┌─ INPUT MATERIAL
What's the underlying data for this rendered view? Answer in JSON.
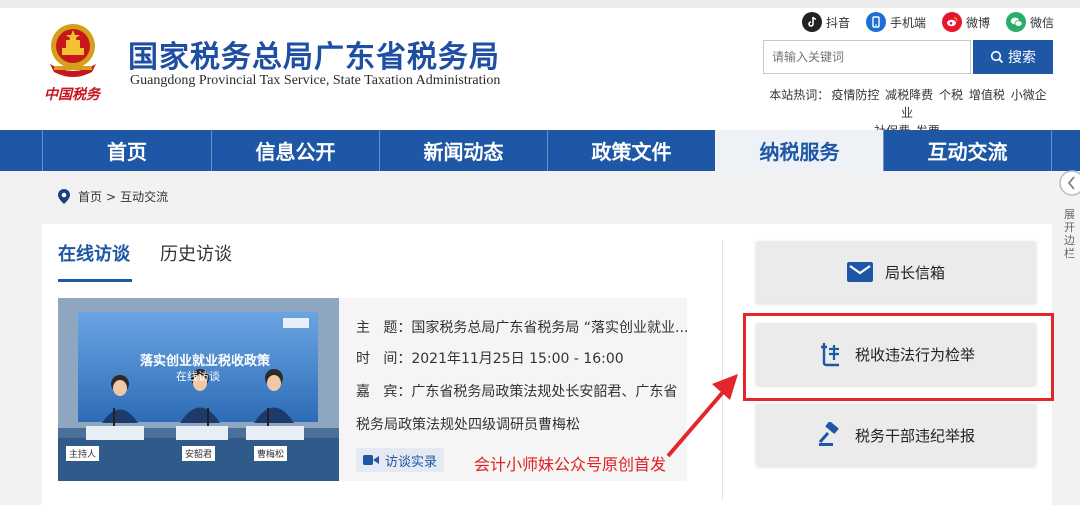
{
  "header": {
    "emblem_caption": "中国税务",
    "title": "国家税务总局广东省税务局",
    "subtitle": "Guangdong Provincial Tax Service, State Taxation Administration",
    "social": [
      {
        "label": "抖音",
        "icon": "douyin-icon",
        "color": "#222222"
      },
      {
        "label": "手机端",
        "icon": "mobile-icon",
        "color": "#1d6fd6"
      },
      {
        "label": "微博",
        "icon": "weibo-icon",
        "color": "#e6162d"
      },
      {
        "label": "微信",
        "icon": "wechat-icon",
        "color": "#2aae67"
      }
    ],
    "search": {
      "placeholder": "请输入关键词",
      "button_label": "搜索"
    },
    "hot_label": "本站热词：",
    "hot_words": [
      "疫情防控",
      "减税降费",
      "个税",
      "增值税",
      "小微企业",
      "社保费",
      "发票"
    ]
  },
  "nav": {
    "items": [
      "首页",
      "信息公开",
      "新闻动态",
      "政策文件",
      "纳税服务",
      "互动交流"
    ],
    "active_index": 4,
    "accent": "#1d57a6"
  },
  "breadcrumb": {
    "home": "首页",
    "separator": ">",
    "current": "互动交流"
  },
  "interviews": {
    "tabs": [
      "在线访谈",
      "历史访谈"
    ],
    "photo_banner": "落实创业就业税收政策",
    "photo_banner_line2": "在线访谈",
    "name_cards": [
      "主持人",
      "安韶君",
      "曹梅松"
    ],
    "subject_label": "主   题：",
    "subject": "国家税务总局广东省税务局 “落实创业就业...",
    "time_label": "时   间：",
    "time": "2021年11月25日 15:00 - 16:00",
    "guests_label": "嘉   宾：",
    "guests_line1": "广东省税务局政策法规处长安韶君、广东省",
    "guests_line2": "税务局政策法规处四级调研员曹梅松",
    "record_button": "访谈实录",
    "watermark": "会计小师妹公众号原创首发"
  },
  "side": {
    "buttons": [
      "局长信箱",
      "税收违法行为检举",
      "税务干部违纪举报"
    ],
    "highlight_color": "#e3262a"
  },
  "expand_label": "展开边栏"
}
└─
◆ PROBLEM
The records above are to be restated exactly, without their pictures.

◆ OUTPUT OF THE TASK
What's the underlying data for this rendered view? Answer in JSON.
{
  "header": {
    "emblem_caption": "中国税务",
    "title": "国家税务总局广东省税务局",
    "subtitle": "Guangdong Provincial Tax Service, State Taxation Administration",
    "social": [
      {
        "label": "抖音",
        "icon": "douyin-icon",
        "color": "#222222"
      },
      {
        "label": "手机端",
        "icon": "mobile-icon",
        "color": "#1d6fd6"
      },
      {
        "label": "微博",
        "icon": "weibo-icon",
        "color": "#e6162d"
      },
      {
        "label": "微信",
        "icon": "wechat-icon",
        "color": "#2aae67"
      }
    ],
    "search": {
      "placeholder": "请输入关键词",
      "button_label": "搜索"
    },
    "hot_label": "本站热词：",
    "hot_words": [
      "疫情防控",
      "减税降费",
      "个税",
      "增值税",
      "小微企业",
      "社保费",
      "发票"
    ]
  },
  "nav": {
    "items": [
      "首页",
      "信息公开",
      "新闻动态",
      "政策文件",
      "纳税服务",
      "互动交流"
    ],
    "active_index": 4,
    "accent": "#1d57a6"
  },
  "breadcrumb": {
    "home": "首页",
    "separator": ">",
    "current": "互动交流"
  },
  "interviews": {
    "tabs": [
      "在线访谈",
      "历史访谈"
    ],
    "photo_banner": "落实创业就业税收政策",
    "photo_banner_line2": "在线访谈",
    "name_cards": [
      "主持人",
      "安韶君",
      "曹梅松"
    ],
    "subject_label": "主   题：",
    "subject": "国家税务总局广东省税务局 “落实创业就业...",
    "time_label": "时   间：",
    "time": "2021年11月25日 15:00 - 16:00",
    "guests_label": "嘉   宾：",
    "guests_line1": "广东省税务局政策法规处长安韶君、广东省",
    "guests_line2": "税务局政策法规处四级调研员曹梅松",
    "record_button": "访谈实录",
    "watermark": "会计小师妹公众号原创首发"
  },
  "side": {
    "buttons": [
      "局长信箱",
      "税收违法行为检举",
      "税务干部违纪举报"
    ],
    "highlight_color": "#e3262a"
  },
  "expand_label": "展开边栏"
}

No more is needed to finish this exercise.